Task statement> Look through the lines below and state how many hold the word "lượng". Write only the number.

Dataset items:
»»

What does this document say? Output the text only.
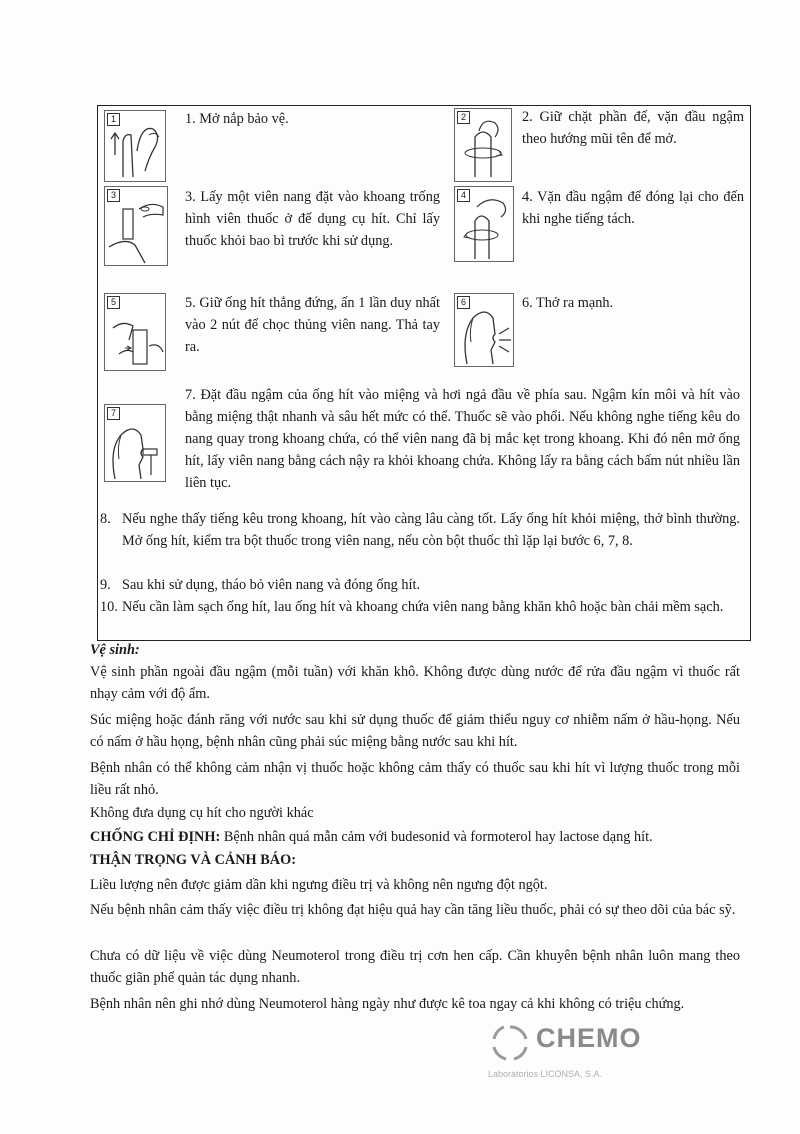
1	1. Mở nắp bảo vệ.	2	2. Giữ chặt phần đế, vặn đầu ngậm theo hướng mũi tên để mở.
3	3. Lấy một viên nang đặt vào khoang trống hình viên thuốc ở đế dụng cụ hít. Chỉ lấy thuốc khỏi bao bì trước khi sử dụng.
4	4. Vặn đầu ngậm để đóng lại cho đến khi nghe tiếng tách.
5	5. Giữ ống hít thẳng đứng, ấn 1 lần duy nhất vào 2 nút để chọc thủng viên nang. Thả tay ra.
6	6. Thở ra mạnh.
7
7. Đặt đầu ngậm của ống hít vào miệng và hơi ngả đầu về phía sau. Ngậm kín môi và hít vào bằng miệng thật nhanh và sâu hết mức có thể. Thuốc sẽ vào phổi. Nếu không nghe tiếng kêu do nang quay trong khoang chứa, có thể viên nang đã bị mắc kẹt trong khoang. Khi đó nên mở ống hít, lấy viên nang bằng cách nậy ra khỏi khoang chứa. Không lấy ra bằng cách bấm nút nhiều lần liên tục.
8. Nếu nghe thấy tiếng kêu trong khoang, hít vào càng lâu càng tốt. Lấy ống hít khỏi miệng, thở bình thường. Mở ống hít, kiểm tra bột thuốc trong viên nang, nếu còn bột thuốc thì lặp lại bước 6, 7, 8.
9. Sau khi sử dụng, tháo bỏ viên nang và đóng ống hít.
10. Nếu cần làm sạch ống hít, lau ống hít và khoang chứa viên nang bằng khăn khô hoặc bàn chải mềm sạch.
Vệ sinh:
Vệ sinh phần ngoài đầu ngậm (mỗi tuần) với khăn khô. Không được dùng nước để rửa đầu ngậm vì thuốc rất nhạy cảm với độ ẩm.
Súc miệng hoặc đánh răng với nước sau khi sử dụng thuốc để giảm thiểu nguy cơ nhiễm nấm ở hầu-họng. Nếu có nấm ở hầu họng, bệnh nhân cũng phải súc miệng bằng nước sau khi hít.
Bệnh nhân có thể không cảm nhận vị thuốc hoặc không cảm thấy có thuốc sau khi hít vì lượng thuốc trong mỗi liều rất nhỏ.
Không đưa dụng cụ hít cho người khác
CHỐNG CHỈ ĐỊNH: Bệnh nhân quá mẫn cảm với budesonid và formoterol hay lactose dạng hít.
THẬN TRỌNG VÀ CẢNH BÁO:
Liều lượng nên được giảm dần khi ngưng điều trị và không nên ngưng đột ngột.
Nếu bệnh nhân cảm thấy việc điều trị không đạt hiệu quả hay cần tăng liều thuốc, phải có sự theo dõi của bác sỹ.
Chưa có dữ liệu về việc dùng Neumoterol trong điều trị cơn hen cấp. Cần khuyên bệnh nhân luôn mang theo thuốc giãn phế quản tác dụng nhanh.
Bệnh nhân nên ghi nhớ dùng Neumoterol hàng ngày như được kê toa ngay cả khi không có triệu chứng.
CHEMO
Laboratorios LICONSA, S.A.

««

Answer> 2